WHAT TO DO. Search the material for the string "image", then return every line where it is found.

## start STORED ROWS

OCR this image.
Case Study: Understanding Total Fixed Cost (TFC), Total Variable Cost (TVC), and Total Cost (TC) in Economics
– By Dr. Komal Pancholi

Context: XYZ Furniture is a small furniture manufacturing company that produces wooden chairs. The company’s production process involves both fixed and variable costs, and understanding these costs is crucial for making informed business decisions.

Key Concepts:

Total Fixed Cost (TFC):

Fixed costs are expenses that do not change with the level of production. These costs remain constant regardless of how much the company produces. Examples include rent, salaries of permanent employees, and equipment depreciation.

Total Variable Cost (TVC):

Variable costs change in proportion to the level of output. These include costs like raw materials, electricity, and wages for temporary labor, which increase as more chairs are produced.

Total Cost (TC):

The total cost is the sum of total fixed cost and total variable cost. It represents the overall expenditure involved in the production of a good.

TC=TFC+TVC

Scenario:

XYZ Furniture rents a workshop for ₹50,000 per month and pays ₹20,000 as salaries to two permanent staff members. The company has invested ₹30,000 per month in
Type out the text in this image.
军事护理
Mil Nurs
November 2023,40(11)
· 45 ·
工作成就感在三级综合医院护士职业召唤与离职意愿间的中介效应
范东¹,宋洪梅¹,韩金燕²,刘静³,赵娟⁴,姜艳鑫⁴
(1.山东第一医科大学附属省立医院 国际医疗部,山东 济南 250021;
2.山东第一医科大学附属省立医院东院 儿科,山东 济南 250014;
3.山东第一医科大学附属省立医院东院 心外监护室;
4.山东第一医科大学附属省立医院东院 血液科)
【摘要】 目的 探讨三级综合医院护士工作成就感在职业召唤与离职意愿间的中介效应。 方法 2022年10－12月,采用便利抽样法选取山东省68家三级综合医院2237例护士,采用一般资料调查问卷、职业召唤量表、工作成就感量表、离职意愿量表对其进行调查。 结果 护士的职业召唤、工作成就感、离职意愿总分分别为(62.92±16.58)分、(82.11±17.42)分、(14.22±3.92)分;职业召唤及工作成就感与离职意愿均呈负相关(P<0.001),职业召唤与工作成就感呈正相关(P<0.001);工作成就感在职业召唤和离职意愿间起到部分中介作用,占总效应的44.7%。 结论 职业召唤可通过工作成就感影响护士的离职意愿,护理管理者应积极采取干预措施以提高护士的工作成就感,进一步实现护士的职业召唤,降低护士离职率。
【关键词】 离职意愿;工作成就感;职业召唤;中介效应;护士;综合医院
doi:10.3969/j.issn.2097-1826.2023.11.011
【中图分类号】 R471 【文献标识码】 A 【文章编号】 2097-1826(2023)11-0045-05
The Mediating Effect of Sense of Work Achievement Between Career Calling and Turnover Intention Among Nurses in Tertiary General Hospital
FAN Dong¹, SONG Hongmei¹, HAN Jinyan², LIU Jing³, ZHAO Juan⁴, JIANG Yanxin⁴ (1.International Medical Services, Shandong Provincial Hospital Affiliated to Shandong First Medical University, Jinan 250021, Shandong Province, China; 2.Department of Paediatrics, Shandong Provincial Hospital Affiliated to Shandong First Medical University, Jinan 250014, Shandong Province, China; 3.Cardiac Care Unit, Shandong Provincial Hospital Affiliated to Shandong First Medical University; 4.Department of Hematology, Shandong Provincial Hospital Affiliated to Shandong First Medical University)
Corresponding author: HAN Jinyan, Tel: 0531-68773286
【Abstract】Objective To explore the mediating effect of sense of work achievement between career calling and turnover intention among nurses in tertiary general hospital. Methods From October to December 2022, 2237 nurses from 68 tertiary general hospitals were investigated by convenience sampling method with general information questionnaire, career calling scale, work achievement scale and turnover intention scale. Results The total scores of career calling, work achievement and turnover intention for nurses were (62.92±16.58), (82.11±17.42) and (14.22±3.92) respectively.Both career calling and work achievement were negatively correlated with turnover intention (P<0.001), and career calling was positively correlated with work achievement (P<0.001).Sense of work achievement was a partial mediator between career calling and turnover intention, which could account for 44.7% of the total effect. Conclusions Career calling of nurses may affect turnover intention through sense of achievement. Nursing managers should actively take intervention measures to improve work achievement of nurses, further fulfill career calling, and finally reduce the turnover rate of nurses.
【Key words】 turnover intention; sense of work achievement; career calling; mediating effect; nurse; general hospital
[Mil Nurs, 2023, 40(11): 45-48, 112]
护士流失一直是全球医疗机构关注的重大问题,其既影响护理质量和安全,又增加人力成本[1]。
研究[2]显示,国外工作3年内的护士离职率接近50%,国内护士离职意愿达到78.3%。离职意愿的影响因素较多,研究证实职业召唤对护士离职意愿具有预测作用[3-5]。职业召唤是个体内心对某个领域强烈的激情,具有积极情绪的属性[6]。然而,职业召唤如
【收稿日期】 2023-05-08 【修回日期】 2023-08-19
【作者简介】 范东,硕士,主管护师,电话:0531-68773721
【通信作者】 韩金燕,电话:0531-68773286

## end STORED ROWS

RESULT.
OCR this image.
Type out the text in this image.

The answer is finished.